[Items from a dataset]
------

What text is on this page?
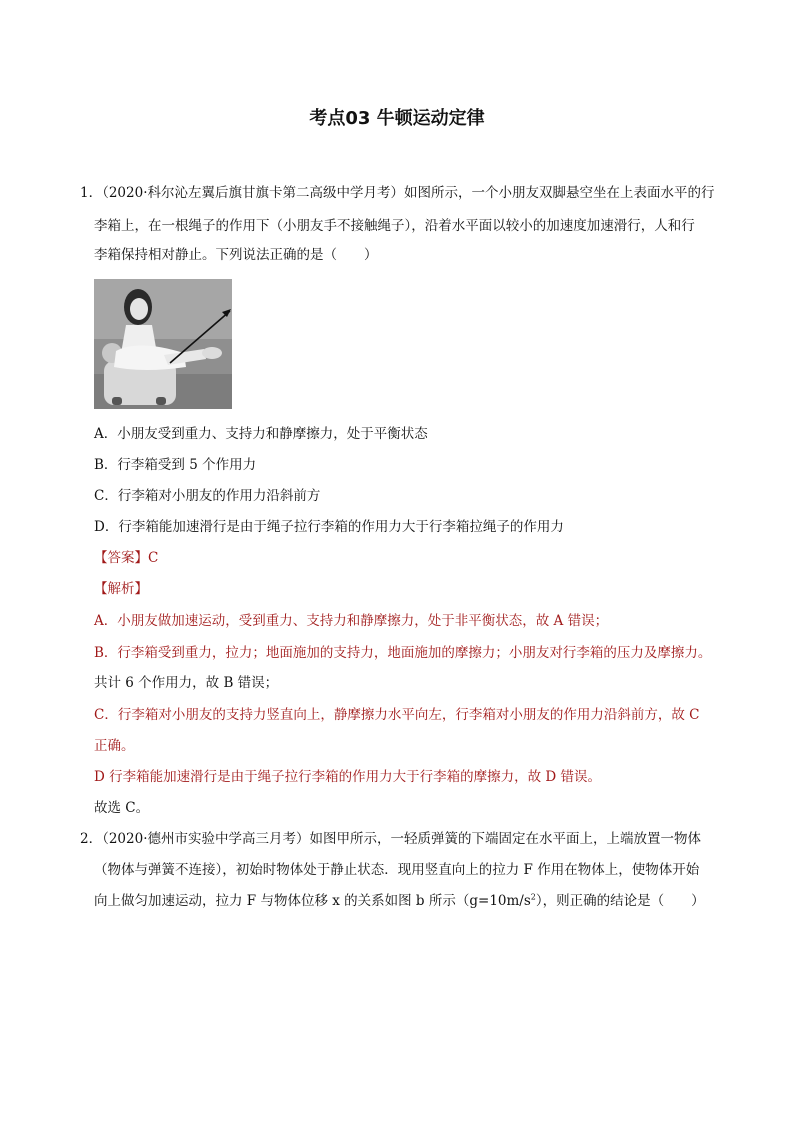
考点03 牛顿运动定律
1．（2020·科尔沁左翼后旗甘旗卡第二高级中学月考）如图所示，一个小朋友双脚悬空坐在上表面水平的行
李箱上，在一根绳子的作用下（小朋友手不接触绳子），沿着水平面以较小的加速度加速滑行，人和行
李箱保持相对静止。下列说法正确的是（　　）
A．小朋友受到重力、支持力和静摩擦力，处于平衡状态
B．行李箱受到 5 个作用力
C．行李箱对小朋友的作用力沿斜前方
D．行李箱能加速滑行是由于绳子拉行李箱的作用力大于行李箱拉绳子的作用力
【答案】C
【解析】
A．小朋友做加速运动，受到重力、支持力和静摩擦力，处于非平衡状态，故 A 错误；
B．行李箱受到重力，拉力；地面施加的支持力，地面施加的摩擦力；小朋友对行李箱的压力及摩擦力。
共计 6 个作用力，故 B 错误；
C．行李箱对小朋友的支持力竖直向上，静摩擦力水平向左，行李箱对小朋友的作用力沿斜前方，故 C
正确。
D 行李箱能加速滑行是由于绳子拉行李箱的作用力大于行李箱的摩擦力，故 D 错误。
故选 C。
2．（2020·德州市实验中学高三月考）如图甲所示，一轻质弹簧的下端固定在水平面上，上端放置一物体
（物体与弹簧不连接），初始时物体处于静止状态．现用竖直向上的拉力 F 作用在物体上，使物体开始
向上做匀加速运动，拉力 F 与物体位移 x 的关系如图 b 所示$(g=10m/s^2)$，则正确的结论是（　　）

------

**STATED EXERCISE:**
Reproduce the full listing faithfully, but do not carry over any pictures.

**EXERCISE RESULT:**
What text is on this page?
考点03 牛顿运动定律
1．（2020·科尔沁左翼后旗甘旗卡第二高级中学月考）如图所示，一个小朋友双脚悬空坐在上表面水平的行
李箱上，在一根绳子的作用下（小朋友手不接触绳子），沿着水平面以较小的加速度加速滑行，人和行
李箱保持相对静止。下列说法正确的是（　　）
A．小朋友受到重力、支持力和静摩擦力，处于平衡状态
B．行李箱受到 5 个作用力
C．行李箱对小朋友的作用力沿斜前方
D．行李箱能加速滑行是由于绳子拉行李箱的作用力大于行李箱拉绳子的作用力
【答案】C
【解析】
A．小朋友做加速运动，受到重力、支持力和静摩擦力，处于非平衡状态，故 A 错误；
B．行李箱受到重力，拉力；地面施加的支持力，地面施加的摩擦力；小朋友对行李箱的压力及摩擦力。
共计 6 个作用力，故 B 错误；
C．行李箱对小朋友的支持力竖直向上，静摩擦力水平向左，行李箱对小朋友的作用力沿斜前方，故 C
正确。
D 行李箱能加速滑行是由于绳子拉行李箱的作用力大于行李箱的摩擦力，故 D 错误。
故选 C。
2．（2020·德州市实验中学高三月考）如图甲所示，一轻质弹簧的下端固定在水平面上，上端放置一物体
（物体与弹簧不连接），初始时物体处于静止状态．现用竖直向上的拉力 F 作用在物体上，使物体开始
向上做匀加速运动，拉力 F 与物体位移 x 的关系如图 b 所示$(g=10m/s^2)$，则正确的结论是（　　）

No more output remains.